◆ Exercise goal:
Reproduce the data from its first line through the line containing "panel-c-letter: c [788, 435, 821, 500]", with both ends included.

-- start of Data entries --

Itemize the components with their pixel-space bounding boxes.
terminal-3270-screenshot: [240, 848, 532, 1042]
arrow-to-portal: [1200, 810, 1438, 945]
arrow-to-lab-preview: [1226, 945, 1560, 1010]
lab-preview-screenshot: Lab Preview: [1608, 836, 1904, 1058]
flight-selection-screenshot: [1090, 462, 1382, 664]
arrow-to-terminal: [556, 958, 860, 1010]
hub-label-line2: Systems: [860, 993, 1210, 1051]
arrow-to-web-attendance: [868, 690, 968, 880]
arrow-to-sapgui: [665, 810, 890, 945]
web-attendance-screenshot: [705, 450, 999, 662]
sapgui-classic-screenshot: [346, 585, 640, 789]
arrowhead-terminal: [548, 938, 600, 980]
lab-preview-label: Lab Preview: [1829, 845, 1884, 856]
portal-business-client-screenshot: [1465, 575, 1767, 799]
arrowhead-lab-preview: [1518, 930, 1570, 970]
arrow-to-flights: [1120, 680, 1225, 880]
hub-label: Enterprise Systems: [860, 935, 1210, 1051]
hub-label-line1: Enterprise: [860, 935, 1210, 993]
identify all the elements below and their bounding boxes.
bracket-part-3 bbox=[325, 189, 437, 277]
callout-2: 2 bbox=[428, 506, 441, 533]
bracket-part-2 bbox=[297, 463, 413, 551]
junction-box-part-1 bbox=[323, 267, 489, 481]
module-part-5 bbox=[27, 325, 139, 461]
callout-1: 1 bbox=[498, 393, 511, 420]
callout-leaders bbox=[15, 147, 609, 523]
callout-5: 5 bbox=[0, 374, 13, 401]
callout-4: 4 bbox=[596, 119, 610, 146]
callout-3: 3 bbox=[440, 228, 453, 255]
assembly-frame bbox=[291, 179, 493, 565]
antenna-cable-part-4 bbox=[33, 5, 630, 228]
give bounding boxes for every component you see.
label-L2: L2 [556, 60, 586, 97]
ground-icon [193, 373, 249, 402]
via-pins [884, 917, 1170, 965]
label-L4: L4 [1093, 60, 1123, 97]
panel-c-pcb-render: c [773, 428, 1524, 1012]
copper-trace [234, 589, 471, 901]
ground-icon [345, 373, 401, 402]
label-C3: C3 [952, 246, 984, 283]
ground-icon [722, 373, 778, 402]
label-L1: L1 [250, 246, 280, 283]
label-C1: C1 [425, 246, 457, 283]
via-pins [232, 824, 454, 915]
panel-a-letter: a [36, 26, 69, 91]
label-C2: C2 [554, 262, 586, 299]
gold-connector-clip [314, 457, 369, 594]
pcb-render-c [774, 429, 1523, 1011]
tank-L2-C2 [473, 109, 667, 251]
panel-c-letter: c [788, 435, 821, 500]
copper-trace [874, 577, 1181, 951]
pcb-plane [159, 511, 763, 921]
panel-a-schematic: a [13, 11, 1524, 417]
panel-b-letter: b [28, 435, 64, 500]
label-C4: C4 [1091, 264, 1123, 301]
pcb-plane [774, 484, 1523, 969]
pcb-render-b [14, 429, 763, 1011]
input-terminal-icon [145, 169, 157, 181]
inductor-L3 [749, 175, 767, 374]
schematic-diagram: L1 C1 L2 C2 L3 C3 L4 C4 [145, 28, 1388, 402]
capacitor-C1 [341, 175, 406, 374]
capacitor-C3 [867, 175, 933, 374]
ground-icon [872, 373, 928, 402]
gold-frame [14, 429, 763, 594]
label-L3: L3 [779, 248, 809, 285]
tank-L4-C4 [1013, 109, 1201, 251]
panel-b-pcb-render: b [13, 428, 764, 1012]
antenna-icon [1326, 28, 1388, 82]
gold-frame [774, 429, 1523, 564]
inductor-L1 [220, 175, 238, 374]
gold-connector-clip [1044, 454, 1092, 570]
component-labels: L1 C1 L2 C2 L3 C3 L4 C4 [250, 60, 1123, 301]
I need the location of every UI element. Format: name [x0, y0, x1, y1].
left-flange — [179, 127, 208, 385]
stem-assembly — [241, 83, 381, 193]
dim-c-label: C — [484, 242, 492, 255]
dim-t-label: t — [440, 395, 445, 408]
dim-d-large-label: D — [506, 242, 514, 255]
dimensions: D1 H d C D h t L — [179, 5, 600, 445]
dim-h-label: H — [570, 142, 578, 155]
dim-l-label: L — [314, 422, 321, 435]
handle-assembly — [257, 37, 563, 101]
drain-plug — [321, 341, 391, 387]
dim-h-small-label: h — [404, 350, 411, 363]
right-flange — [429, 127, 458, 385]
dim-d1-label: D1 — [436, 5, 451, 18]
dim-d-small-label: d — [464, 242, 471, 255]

-- end of Data entries --

◆ Written answer:
Itemize the components with their pixel-space bounding boxes.
terminal-3270-screenshot: [240, 848, 532, 1042]
arrow-to-portal: [1200, 810, 1438, 945]
arrow-to-lab-preview: [1226, 945, 1560, 1010]
lab-preview-screenshot: Lab Preview: [1608, 836, 1904, 1058]
flight-selection-screenshot: [1090, 462, 1382, 664]
arrow-to-terminal: [556, 958, 860, 1010]
hub-label-line2: Systems: [860, 993, 1210, 1051]
arrow-to-web-attendance: [868, 690, 968, 880]
arrow-to-sapgui: [665, 810, 890, 945]
web-attendance-screenshot: [705, 450, 999, 662]
sapgui-classic-screenshot: [346, 585, 640, 789]
arrowhead-terminal: [548, 938, 600, 980]
lab-preview-label: Lab Preview: [1829, 845, 1884, 856]
portal-business-client-screenshot: [1465, 575, 1767, 799]
arrowhead-lab-preview: [1518, 930, 1570, 970]
arrow-to-flights: [1120, 680, 1225, 880]
hub-label: Enterprise Systems: [860, 935, 1210, 1051]
hub-label-line1: Enterprise: [860, 935, 1210, 993]
identify all the elements below and their bounding boxes.
bracket-part-3 bbox=[325, 189, 437, 277]
callout-2: 2 bbox=[428, 506, 441, 533]
bracket-part-2 bbox=[297, 463, 413, 551]
junction-box-part-1 bbox=[323, 267, 489, 481]
module-part-5 bbox=[27, 325, 139, 461]
callout-1: 1 bbox=[498, 393, 511, 420]
callout-leaders bbox=[15, 147, 609, 523]
callout-5: 5 bbox=[0, 374, 13, 401]
callout-4: 4 bbox=[596, 119, 610, 146]
callout-3: 3 bbox=[440, 228, 453, 255]
assembly-frame bbox=[291, 179, 493, 565]
antenna-cable-part-4 bbox=[33, 5, 630, 228]
give bounding boxes for every component you see.
label-L2: L2 [556, 60, 586, 97]
ground-icon [193, 373, 249, 402]
via-pins [884, 917, 1170, 965]
label-L4: L4 [1093, 60, 1123, 97]
panel-c-pcb-render: c [773, 428, 1524, 1012]
copper-trace [234, 589, 471, 901]
ground-icon [345, 373, 401, 402]
label-C3: C3 [952, 246, 984, 283]
ground-icon [722, 373, 778, 402]
label-L1: L1 [250, 246, 280, 283]
label-C1: C1 [425, 246, 457, 283]
via-pins [232, 824, 454, 915]
panel-a-letter: a [36, 26, 69, 91]
label-C2: C2 [554, 262, 586, 299]
gold-connector-clip [314, 457, 369, 594]
pcb-render-c [774, 429, 1523, 1011]
tank-L2-C2 [473, 109, 667, 251]
panel-c-letter: c [788, 435, 821, 500]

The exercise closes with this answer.